- Instructions for the task
Repeat the material verbatim. Images are excluded from the copy.

(Source data)
☆ ☆ ☆

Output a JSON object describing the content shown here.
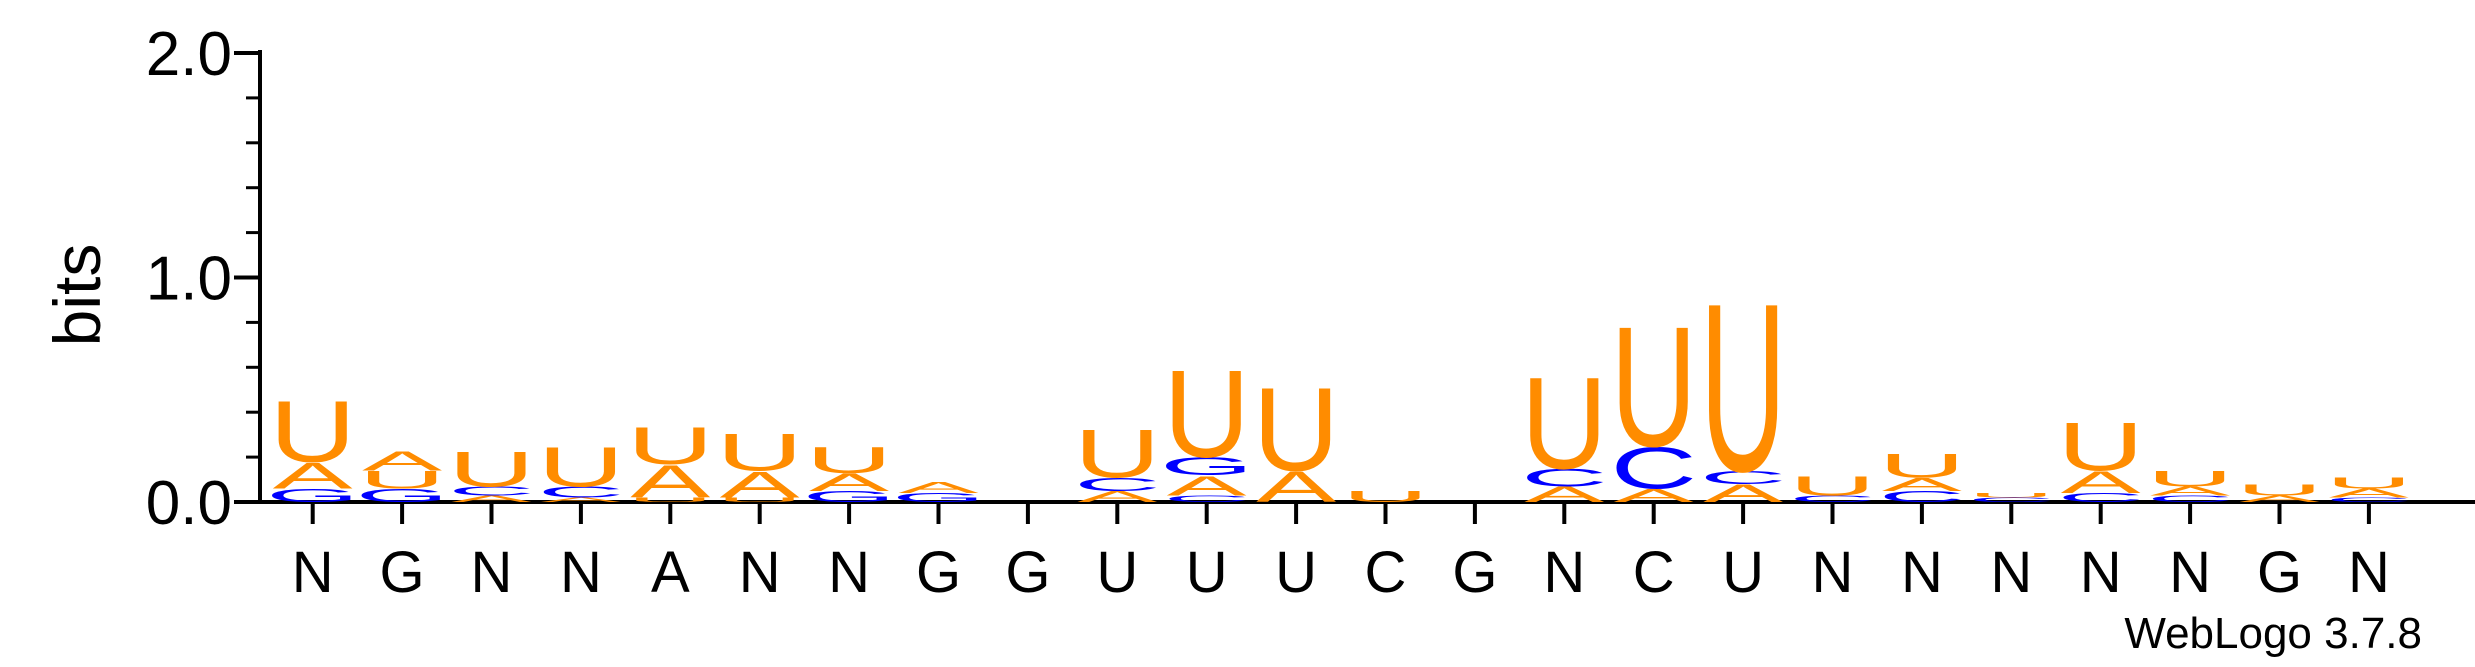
{
  "chart_data": {
    "type": "sequence-logo",
    "ylabel": "bits",
    "ylim": [
      0,
      2.0
    ],
    "y_ticks": [
      "0.0",
      "1.0",
      "2.0"
    ],
    "y_tick_values": [
      0,
      1.0,
      2.0
    ],
    "footer": "WebLogo 3.7.8",
    "colors": {
      "U": "#ff8c00",
      "A": "#ff8c00",
      "C": "#0000ff",
      "G": "#0000ff"
    },
    "positions": [
      {
        "label": "N",
        "stack": [
          [
            "G",
            0.06
          ],
          [
            "A",
            0.12
          ],
          [
            "U",
            0.28
          ]
        ]
      },
      {
        "label": "G",
        "stack": [
          [
            "G",
            0.06
          ],
          [
            "U",
            0.08
          ],
          [
            "A",
            0.09
          ]
        ]
      },
      {
        "label": "N",
        "stack": [
          [
            "A",
            0.03
          ],
          [
            "C",
            0.04
          ],
          [
            "U",
            0.16
          ]
        ]
      },
      {
        "label": "N",
        "stack": [
          [
            "A",
            0.02
          ],
          [
            "C",
            0.05
          ],
          [
            "U",
            0.18
          ]
        ]
      },
      {
        "label": "A",
        "stack": [
          [
            "U",
            0.02
          ],
          [
            "A",
            0.15
          ],
          [
            "U",
            0.17
          ]
        ]
      },
      {
        "label": "N",
        "stack": [
          [
            "U",
            0.02
          ],
          [
            "A",
            0.12
          ],
          [
            "U",
            0.17
          ]
        ]
      },
      {
        "label": "N",
        "stack": [
          [
            "G",
            0.05
          ],
          [
            "A",
            0.08
          ],
          [
            "U",
            0.12
          ]
        ]
      },
      {
        "label": "G",
        "stack": [
          [
            "G",
            0.04
          ],
          [
            "A",
            0.05
          ]
        ]
      },
      {
        "label": "G",
        "stack": []
      },
      {
        "label": "U",
        "stack": [
          [
            "A",
            0.05
          ],
          [
            "C",
            0.06
          ],
          [
            "U",
            0.22
          ]
        ]
      },
      {
        "label": "U",
        "stack": [
          [
            "C",
            0.03
          ],
          [
            "A",
            0.09
          ],
          [
            "G",
            0.08
          ],
          [
            "U",
            0.4
          ]
        ]
      },
      {
        "label": "U",
        "stack": [
          [
            "A",
            0.14
          ],
          [
            "U",
            0.38
          ]
        ]
      },
      {
        "label": "C",
        "stack": [
          [
            "U",
            0.05
          ]
        ]
      },
      {
        "label": "G",
        "stack": []
      },
      {
        "label": "N",
        "stack": [
          [
            "A",
            0.07
          ],
          [
            "C",
            0.08
          ],
          [
            "U",
            0.42
          ]
        ]
      },
      {
        "label": "C",
        "stack": [
          [
            "A",
            0.06
          ],
          [
            "C",
            0.19
          ],
          [
            "U",
            0.55
          ]
        ]
      },
      {
        "label": "U",
        "stack": [
          [
            "A",
            0.08
          ],
          [
            "C",
            0.06
          ],
          [
            "U",
            0.77
          ]
        ]
      },
      {
        "label": "N",
        "stack": [
          [
            "C",
            0.03
          ],
          [
            "U",
            0.09
          ]
        ]
      },
      {
        "label": "N",
        "stack": [
          [
            "C",
            0.05
          ],
          [
            "A",
            0.06
          ],
          [
            "U",
            0.11
          ]
        ]
      },
      {
        "label": "N",
        "stack": [
          [
            "C",
            0.02
          ],
          [
            "U",
            0.02
          ]
        ]
      },
      {
        "label": "N",
        "stack": [
          [
            "C",
            0.04
          ],
          [
            "A",
            0.1
          ],
          [
            "U",
            0.22
          ]
        ]
      },
      {
        "label": "N",
        "stack": [
          [
            "C",
            0.03
          ],
          [
            "A",
            0.04
          ],
          [
            "U",
            0.07
          ]
        ]
      },
      {
        "label": "G",
        "stack": [
          [
            "A",
            0.03
          ],
          [
            "U",
            0.05
          ]
        ]
      },
      {
        "label": "N",
        "stack": [
          [
            "C",
            0.02
          ],
          [
            "A",
            0.04
          ],
          [
            "U",
            0.05
          ]
        ]
      }
    ]
  }
}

☆ ☆ ☆

- Complete response
Output a JSON object describing the content shown here.
{
  "chart_data": {
    "type": "sequence-logo",
    "ylabel": "bits",
    "ylim": [
      0,
      2.0
    ],
    "y_ticks": [
      "0.0",
      "1.0",
      "2.0"
    ],
    "y_tick_values": [
      0,
      1.0,
      2.0
    ],
    "footer": "WebLogo 3.7.8",
    "colors": {
      "U": "#ff8c00",
      "A": "#ff8c00",
      "C": "#0000ff",
      "G": "#0000ff"
    },
    "positions": [
      {
        "label": "N",
        "stack": [
          [
            "G",
            0.06
          ],
          [
            "A",
            0.12
          ],
          [
            "U",
            0.28
          ]
        ]
      },
      {
        "label": "G",
        "stack": [
          [
            "G",
            0.06
          ],
          [
            "U",
            0.08
          ],
          [
            "A",
            0.09
          ]
        ]
      },
      {
        "label": "N",
        "stack": [
          [
            "A",
            0.03
          ],
          [
            "C",
            0.04
          ],
          [
            "U",
            0.16
          ]
        ]
      },
      {
        "label": "N",
        "stack": [
          [
            "A",
            0.02
          ],
          [
            "C",
            0.05
          ],
          [
            "U",
            0.18
          ]
        ]
      },
      {
        "label": "A",
        "stack": [
          [
            "U",
            0.02
          ],
          [
            "A",
            0.15
          ],
          [
            "U",
            0.17
          ]
        ]
      },
      {
        "label": "N",
        "stack": [
          [
            "U",
            0.02
          ],
          [
            "A",
            0.12
          ],
          [
            "U",
            0.17
          ]
        ]
      },
      {
        "label": "N",
        "stack": [
          [
            "G",
            0.05
          ],
          [
            "A",
            0.08
          ],
          [
            "U",
            0.12
          ]
        ]
      },
      {
        "label": "G",
        "stack": [
          [
            "G",
            0.04
          ],
          [
            "A",
            0.05
          ]
        ]
      },
      {
        "label": "G",
        "stack": []
      },
      {
        "label": "U",
        "stack": [
          [
            "A",
            0.05
          ],
          [
            "C",
            0.06
          ],
          [
            "U",
            0.22
          ]
        ]
      },
      {
        "label": "U",
        "stack": [
          [
            "C",
            0.03
          ],
          [
            "A",
            0.09
          ],
          [
            "G",
            0.08
          ],
          [
            "U",
            0.4
          ]
        ]
      },
      {
        "label": "U",
        "stack": [
          [
            "A",
            0.14
          ],
          [
            "U",
            0.38
          ]
        ]
      },
      {
        "label": "C",
        "stack": [
          [
            "U",
            0.05
          ]
        ]
      },
      {
        "label": "G",
        "stack": []
      },
      {
        "label": "N",
        "stack": [
          [
            "A",
            0.07
          ],
          [
            "C",
            0.08
          ],
          [
            "U",
            0.42
          ]
        ]
      },
      {
        "label": "C",
        "stack": [
          [
            "A",
            0.06
          ],
          [
            "C",
            0.19
          ],
          [
            "U",
            0.55
          ]
        ]
      },
      {
        "label": "U",
        "stack": [
          [
            "A",
            0.08
          ],
          [
            "C",
            0.06
          ],
          [
            "U",
            0.77
          ]
        ]
      },
      {
        "label": "N",
        "stack": [
          [
            "C",
            0.03
          ],
          [
            "U",
            0.09
          ]
        ]
      },
      {
        "label": "N",
        "stack": [
          [
            "C",
            0.05
          ],
          [
            "A",
            0.06
          ],
          [
            "U",
            0.11
          ]
        ]
      },
      {
        "label": "N",
        "stack": [
          [
            "C",
            0.02
          ],
          [
            "U",
            0.02
          ]
        ]
      },
      {
        "label": "N",
        "stack": [
          [
            "C",
            0.04
          ],
          [
            "A",
            0.1
          ],
          [
            "U",
            0.22
          ]
        ]
      },
      {
        "label": "N",
        "stack": [
          [
            "C",
            0.03
          ],
          [
            "A",
            0.04
          ],
          [
            "U",
            0.07
          ]
        ]
      },
      {
        "label": "G",
        "stack": [
          [
            "A",
            0.03
          ],
          [
            "U",
            0.05
          ]
        ]
      },
      {
        "label": "N",
        "stack": [
          [
            "C",
            0.02
          ],
          [
            "A",
            0.04
          ],
          [
            "U",
            0.05
          ]
        ]
      }
    ]
  }
}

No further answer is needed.